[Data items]
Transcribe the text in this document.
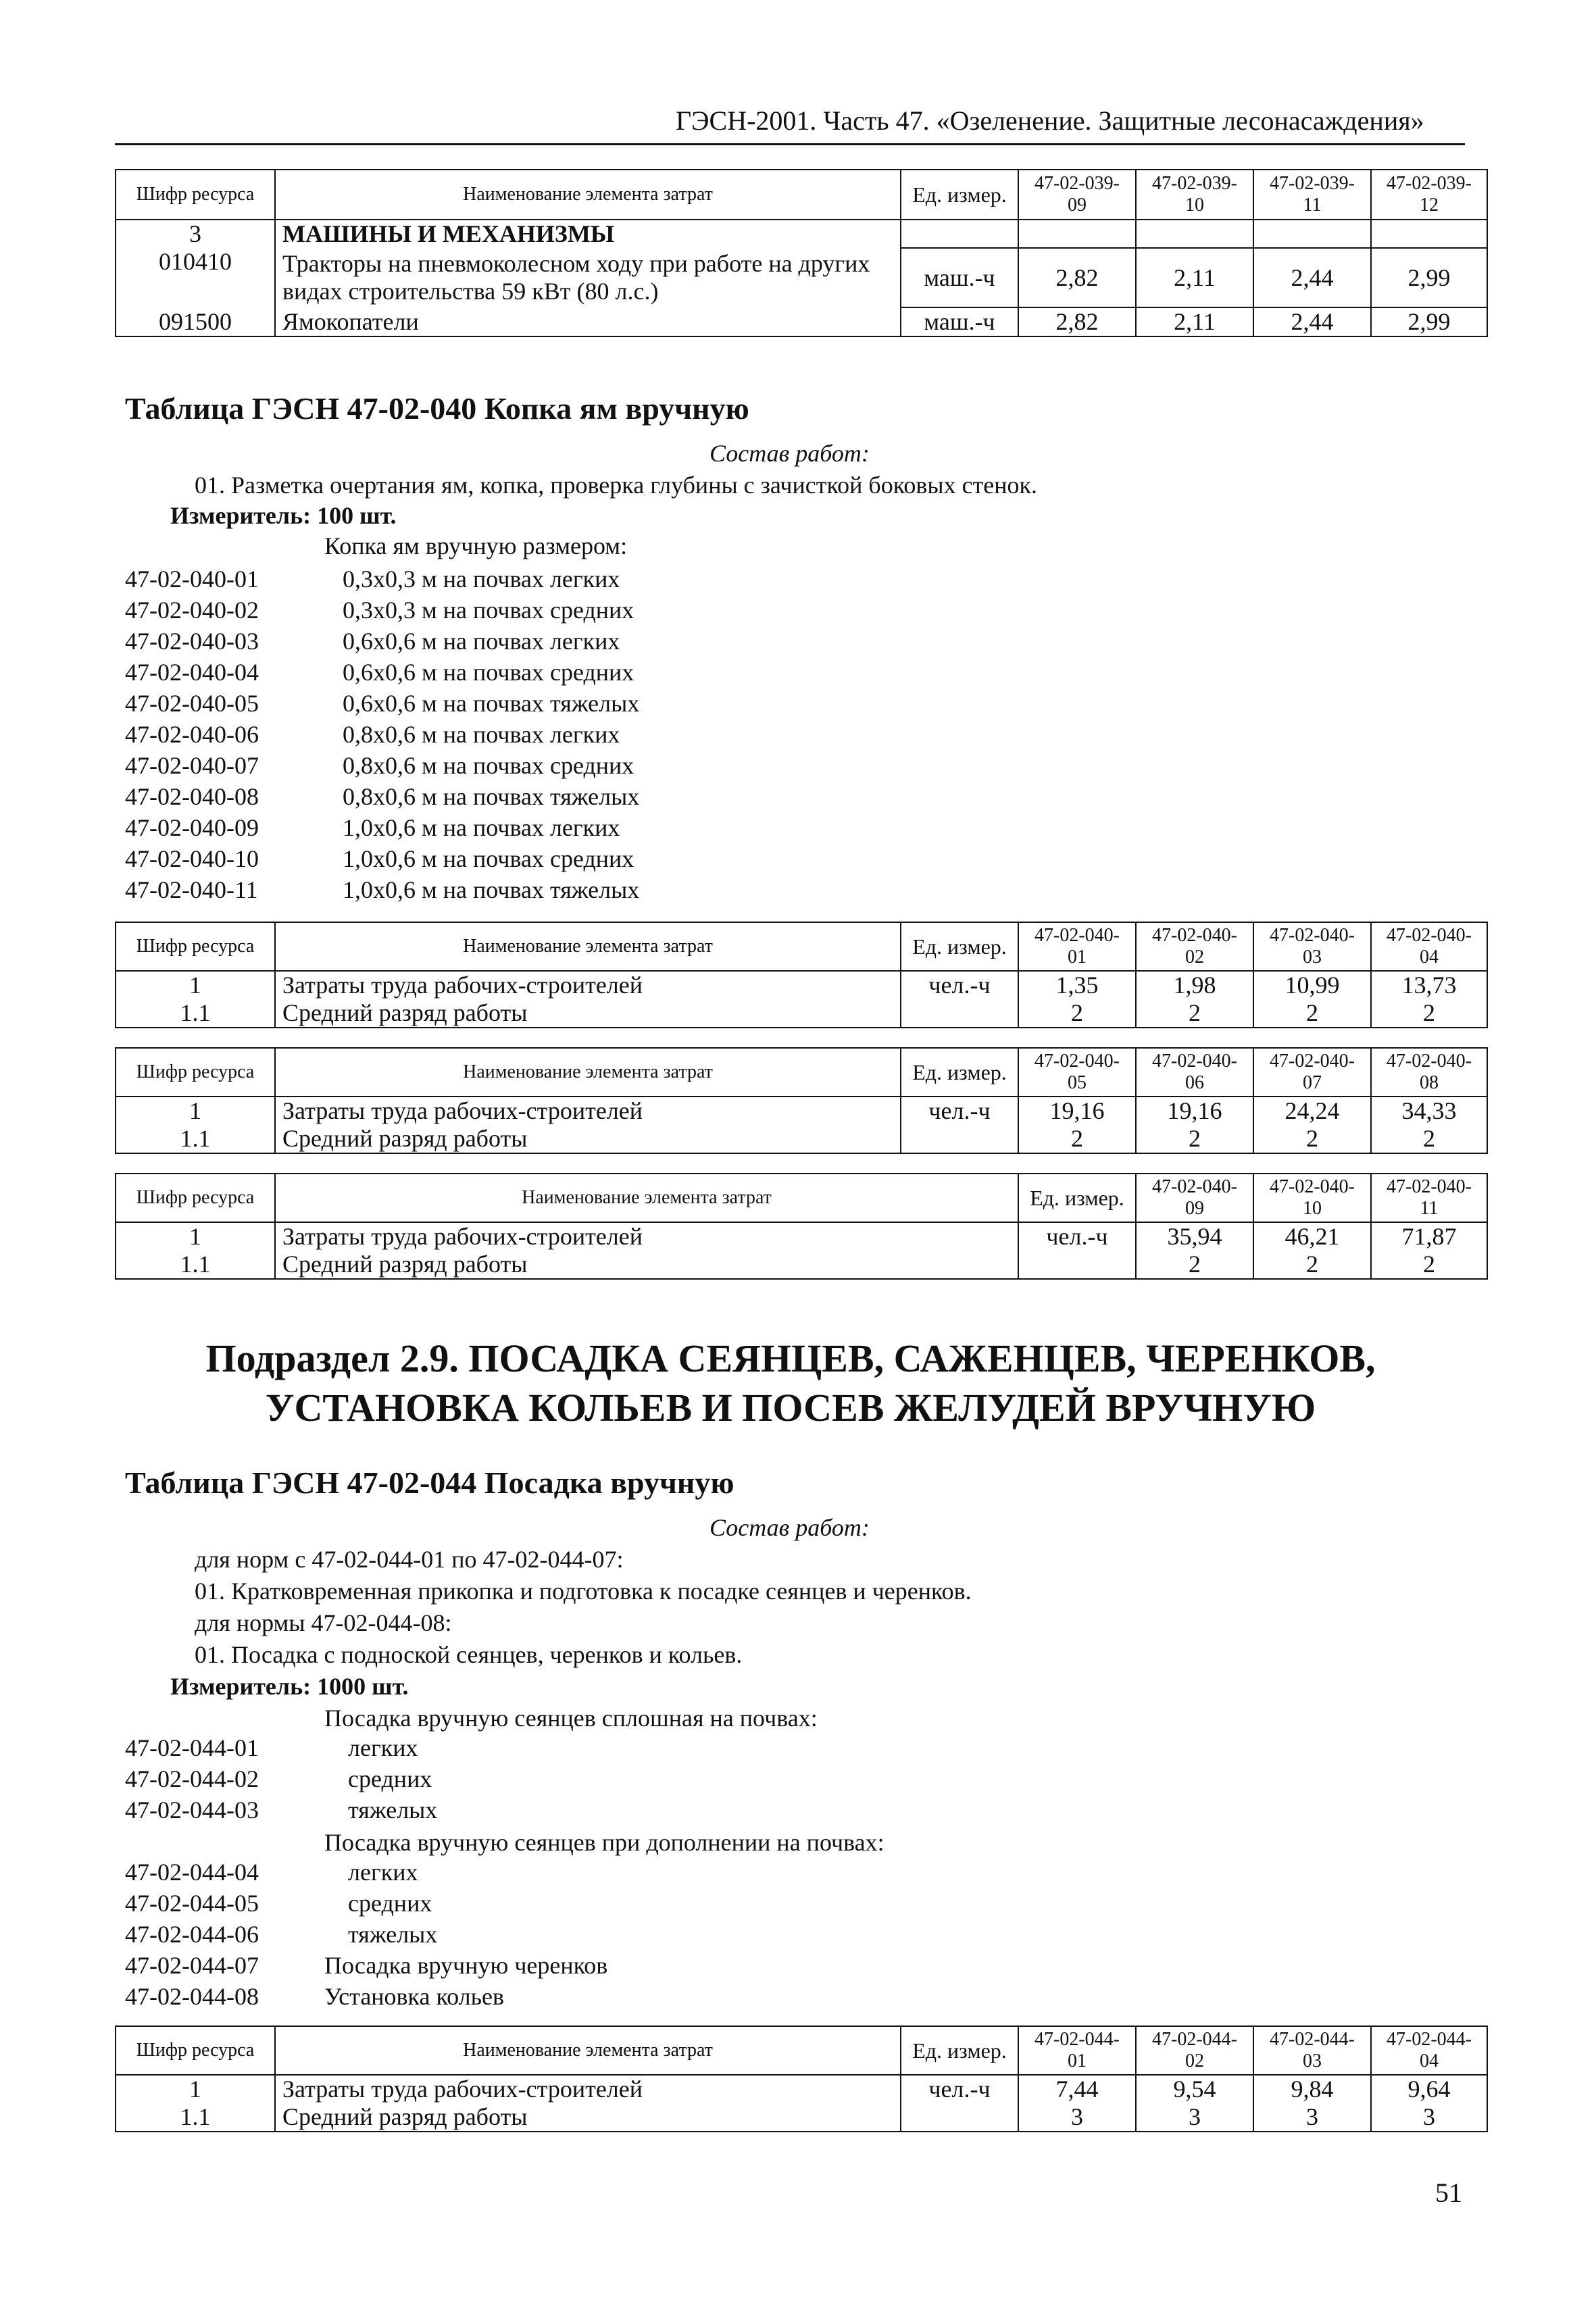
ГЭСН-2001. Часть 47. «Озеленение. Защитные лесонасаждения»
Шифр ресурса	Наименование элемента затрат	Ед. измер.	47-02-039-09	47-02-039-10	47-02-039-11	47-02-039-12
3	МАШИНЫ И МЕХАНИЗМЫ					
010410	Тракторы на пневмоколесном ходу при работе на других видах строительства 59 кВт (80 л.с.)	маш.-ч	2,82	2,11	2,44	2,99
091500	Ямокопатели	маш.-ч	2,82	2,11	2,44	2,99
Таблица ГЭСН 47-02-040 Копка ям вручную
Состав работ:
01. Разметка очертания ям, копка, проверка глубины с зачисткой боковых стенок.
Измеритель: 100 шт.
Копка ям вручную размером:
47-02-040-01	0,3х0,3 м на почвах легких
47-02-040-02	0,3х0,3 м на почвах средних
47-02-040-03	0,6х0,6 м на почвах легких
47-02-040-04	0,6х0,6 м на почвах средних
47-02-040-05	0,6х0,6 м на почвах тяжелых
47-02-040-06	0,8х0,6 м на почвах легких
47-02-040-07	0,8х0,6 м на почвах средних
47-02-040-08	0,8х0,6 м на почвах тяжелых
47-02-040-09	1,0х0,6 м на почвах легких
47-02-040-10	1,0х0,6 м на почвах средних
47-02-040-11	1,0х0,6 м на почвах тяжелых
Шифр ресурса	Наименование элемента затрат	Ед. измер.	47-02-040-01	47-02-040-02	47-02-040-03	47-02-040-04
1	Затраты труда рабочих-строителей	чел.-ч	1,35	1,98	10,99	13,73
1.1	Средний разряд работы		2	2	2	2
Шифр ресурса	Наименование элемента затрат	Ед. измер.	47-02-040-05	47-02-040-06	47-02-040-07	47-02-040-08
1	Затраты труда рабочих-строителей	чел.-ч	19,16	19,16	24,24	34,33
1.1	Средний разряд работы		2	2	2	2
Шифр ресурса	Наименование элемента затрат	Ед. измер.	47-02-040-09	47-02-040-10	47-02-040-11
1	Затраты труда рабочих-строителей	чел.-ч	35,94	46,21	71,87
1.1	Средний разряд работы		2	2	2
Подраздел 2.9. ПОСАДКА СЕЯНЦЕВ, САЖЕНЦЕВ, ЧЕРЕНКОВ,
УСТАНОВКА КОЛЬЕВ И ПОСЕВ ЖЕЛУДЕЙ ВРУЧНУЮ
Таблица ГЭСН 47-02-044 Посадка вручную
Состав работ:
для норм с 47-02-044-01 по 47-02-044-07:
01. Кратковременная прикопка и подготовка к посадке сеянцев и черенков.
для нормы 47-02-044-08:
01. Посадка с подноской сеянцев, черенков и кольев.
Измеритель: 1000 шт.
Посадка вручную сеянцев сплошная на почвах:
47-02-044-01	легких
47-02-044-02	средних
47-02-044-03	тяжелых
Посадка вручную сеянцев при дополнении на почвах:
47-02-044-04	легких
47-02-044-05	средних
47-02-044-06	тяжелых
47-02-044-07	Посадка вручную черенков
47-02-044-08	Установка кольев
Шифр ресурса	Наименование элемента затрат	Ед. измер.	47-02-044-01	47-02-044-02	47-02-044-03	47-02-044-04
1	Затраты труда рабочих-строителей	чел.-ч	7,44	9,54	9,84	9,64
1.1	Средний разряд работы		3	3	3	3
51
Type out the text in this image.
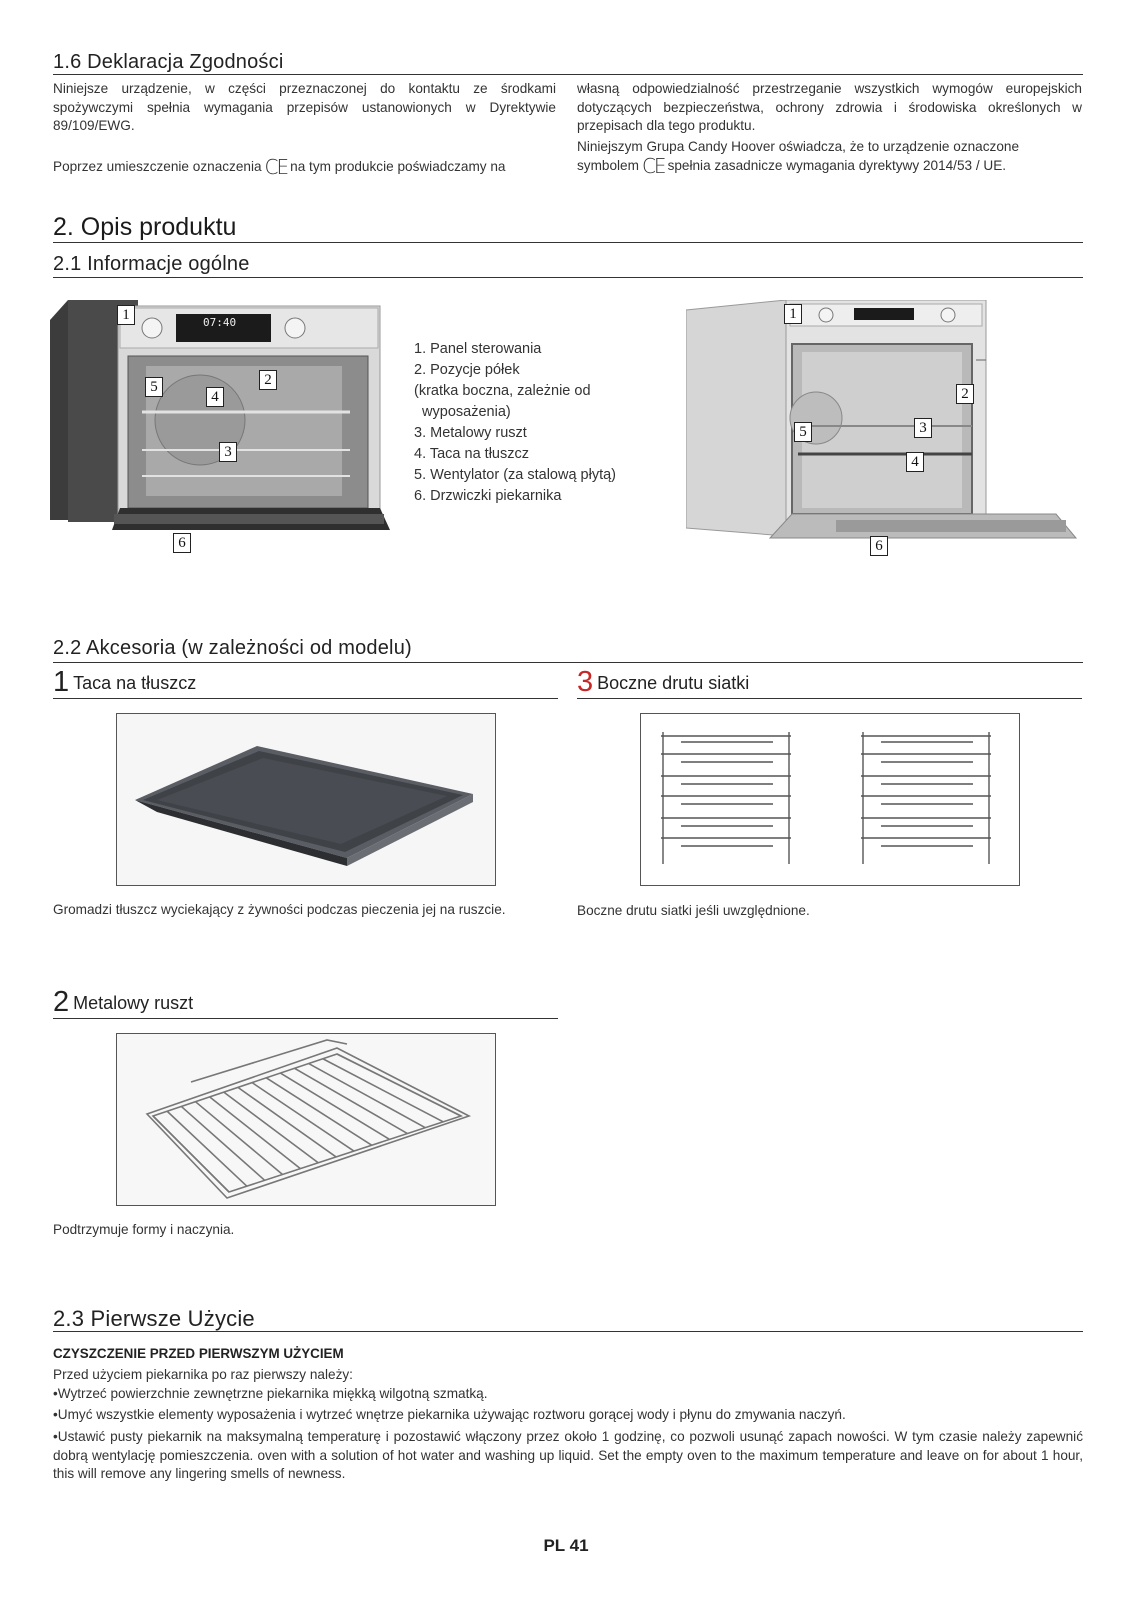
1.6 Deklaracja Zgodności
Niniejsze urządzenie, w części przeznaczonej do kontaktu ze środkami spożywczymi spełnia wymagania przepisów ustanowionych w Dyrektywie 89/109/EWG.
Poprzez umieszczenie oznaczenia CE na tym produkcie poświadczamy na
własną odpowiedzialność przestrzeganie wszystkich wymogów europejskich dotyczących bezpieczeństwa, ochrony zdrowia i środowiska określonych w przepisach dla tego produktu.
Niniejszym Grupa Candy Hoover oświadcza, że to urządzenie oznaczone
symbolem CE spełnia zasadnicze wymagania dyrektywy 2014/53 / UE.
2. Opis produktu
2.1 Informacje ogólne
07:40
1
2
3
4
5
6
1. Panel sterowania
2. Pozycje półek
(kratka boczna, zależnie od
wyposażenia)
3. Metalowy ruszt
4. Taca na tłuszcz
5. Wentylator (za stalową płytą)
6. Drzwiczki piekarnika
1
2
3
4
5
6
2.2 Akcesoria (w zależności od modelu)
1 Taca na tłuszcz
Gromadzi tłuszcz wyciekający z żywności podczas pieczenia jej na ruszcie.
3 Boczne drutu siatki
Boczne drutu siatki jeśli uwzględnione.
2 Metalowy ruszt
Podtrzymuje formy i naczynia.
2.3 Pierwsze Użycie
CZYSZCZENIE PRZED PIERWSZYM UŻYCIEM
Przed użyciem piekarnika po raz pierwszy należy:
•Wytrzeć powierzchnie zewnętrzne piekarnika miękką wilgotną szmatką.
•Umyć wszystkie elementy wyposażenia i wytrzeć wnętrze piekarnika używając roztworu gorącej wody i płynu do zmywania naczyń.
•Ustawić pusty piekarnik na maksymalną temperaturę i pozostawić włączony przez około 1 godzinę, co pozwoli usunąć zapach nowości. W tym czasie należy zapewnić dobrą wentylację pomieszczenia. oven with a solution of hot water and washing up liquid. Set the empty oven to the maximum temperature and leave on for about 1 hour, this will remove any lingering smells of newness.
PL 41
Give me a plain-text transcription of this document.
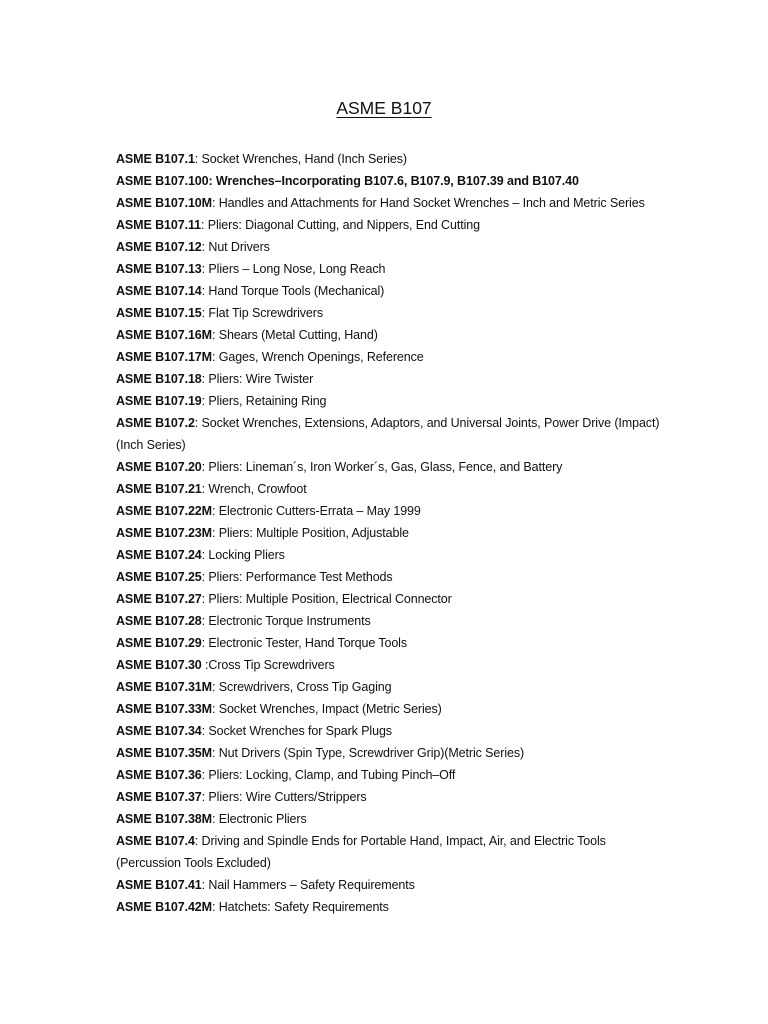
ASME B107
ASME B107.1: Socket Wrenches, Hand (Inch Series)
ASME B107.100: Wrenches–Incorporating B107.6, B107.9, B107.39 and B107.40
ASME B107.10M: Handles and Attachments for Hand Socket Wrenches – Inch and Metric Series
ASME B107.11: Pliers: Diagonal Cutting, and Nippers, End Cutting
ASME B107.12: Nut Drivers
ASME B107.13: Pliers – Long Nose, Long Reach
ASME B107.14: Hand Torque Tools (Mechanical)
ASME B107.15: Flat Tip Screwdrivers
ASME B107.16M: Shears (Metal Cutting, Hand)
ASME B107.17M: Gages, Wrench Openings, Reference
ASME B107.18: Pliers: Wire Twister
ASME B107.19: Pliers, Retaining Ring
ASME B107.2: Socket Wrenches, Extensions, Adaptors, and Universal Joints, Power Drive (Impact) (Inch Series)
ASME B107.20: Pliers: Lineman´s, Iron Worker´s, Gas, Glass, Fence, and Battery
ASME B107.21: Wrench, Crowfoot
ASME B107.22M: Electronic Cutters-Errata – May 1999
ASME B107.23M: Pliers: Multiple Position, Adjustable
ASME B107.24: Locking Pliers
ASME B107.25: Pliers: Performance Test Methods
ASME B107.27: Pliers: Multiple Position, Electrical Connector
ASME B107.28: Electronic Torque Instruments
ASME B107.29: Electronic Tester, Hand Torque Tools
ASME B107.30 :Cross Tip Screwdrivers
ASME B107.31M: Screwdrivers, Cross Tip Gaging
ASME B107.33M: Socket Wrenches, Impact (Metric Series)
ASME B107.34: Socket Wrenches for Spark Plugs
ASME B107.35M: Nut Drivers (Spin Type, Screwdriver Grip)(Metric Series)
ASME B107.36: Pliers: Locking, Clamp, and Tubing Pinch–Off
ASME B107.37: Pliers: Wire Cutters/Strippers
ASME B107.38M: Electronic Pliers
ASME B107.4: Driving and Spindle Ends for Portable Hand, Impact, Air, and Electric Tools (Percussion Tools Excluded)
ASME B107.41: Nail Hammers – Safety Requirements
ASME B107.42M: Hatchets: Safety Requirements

__Written request__
Give only the number of lines in the data that hold the word "Impact".

__Complete response__
3